| PAGE EXCERPT |
+++

# Am I doing this right?



## Herninscki (Jul 24, 2013)

I have been riding consistently since last Dec. My average speed when I started was 12 to 13 mph. Now it is 18 to 19 with an average cadence in the mid 80's. I am riding between 100 to 200 miles a week. I figured just riding would increase my average speed to a point. I think I'm at that point. Also most of my rides I'm basing data on is flat grades around 2000 ft. 
I decided to start doing some intervals hoping to increase my overall speed. Today I rode 48 miles and did 5 intervals for 1 minute duration keeping my cadence between 100 to 110. Then 5 intervals for 2 minute duration's then 5 more for 3 minute duration's keeping my cadence on both at 100 to 110. In between intervals I just cruised at a comfortable pace for about 3 to 5 minutes. I finished the intervals at halfway through the ride. I finished the ride just riding at a pace that felt comfortable. The odd thing was comfortable was at a 90 to 100 cadence. 
I'm really not sure if this is the best work out. Is it?


----------



## brianmcg (Oct 12, 2002)

Do you ever go on group rides. Find a fast group ride to do once a week. That will be your best workout.


----------



## kbiker3111 (Nov 7, 2006)

Intervals are usually done by exertion (perceived, power or hr) not cadence. Higher cadence can help keep you going hard but isn't a key metric of effort. Otherwise you're on track. Length can vary, but it is more common to do them all the same length. Don't be afraid of doing longer intervals too.


----------



## Gary Tingley (Mar 15, 2004)

Do you have a longer term objective in mind> Racing, Gran fondo?


----------

+++

| WHAT TO DO |
1. In the cycling thread, why does kbiker3111 say intervals are usually set by exertion rather than cadence?
2. From the cycling thread, quote the passage that begins at the words "Intervals are usually" and ends after the words "longer intervals too.".

Layout element listing

+++

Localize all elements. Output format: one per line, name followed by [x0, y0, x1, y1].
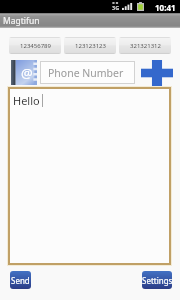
button[interactable]: Contacts — [11, 60, 37, 85]
button[interactable]: Phone Number — [40, 61, 135, 84]
button[interactable]: Add contact — [141, 60, 173, 86]
staticText: 10:41 — [155, 2, 176, 13]
button[interactable]: Settings — [142, 271, 172, 289]
button[interactable]: 123456789 — [9, 37, 61, 54]
button[interactable]: 123123123 — [64, 37, 116, 54]
staticText: Settings — [142, 275, 172, 286]
button[interactable]: 321321312 — [119, 37, 171, 54]
button[interactable]: Hello — [8, 87, 171, 265]
button[interactable]: Send — [10, 271, 31, 289]
staticText: 3G — [112, 4, 119, 11]
staticText: @ — [21, 64, 33, 82]
staticText: Hello — [13, 93, 40, 108]
staticText: 123456789 — [20, 42, 51, 50]
staticText: Send — [11, 275, 30, 286]
staticText: 123123123 — [75, 42, 106, 50]
staticText: 321321312 — [130, 42, 161, 50]
staticText: Phone Number — [48, 66, 124, 80]
staticText: Magtifun — [3, 15, 40, 27]
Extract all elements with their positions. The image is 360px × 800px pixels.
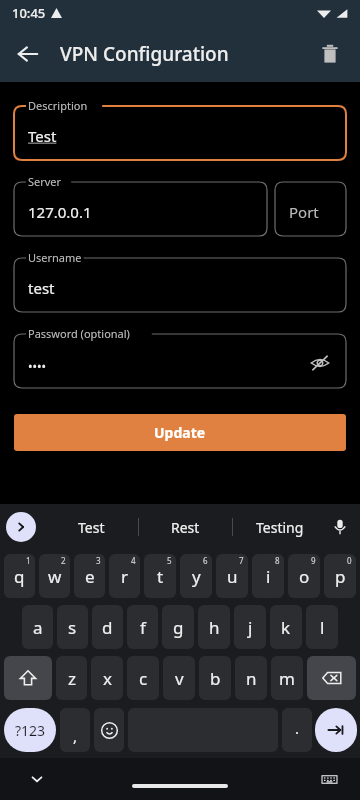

+++

| WORKED ANSWERS |
1. Higher cadence can help a rider keep going hard, but it isn't a key metric of effort. That is why intervals are usually measured by exertion: perceived effort, power, or heart rate.

2.
Intervals are usually done by exertion (perceived, power or hr) not cadence. Higher cadence can help keep you going hard but isn't a key metric of effort. Otherwise you're on track. Length can vary, but it is more common to do them all the same length. Don't be afraid of doing longer intervals too.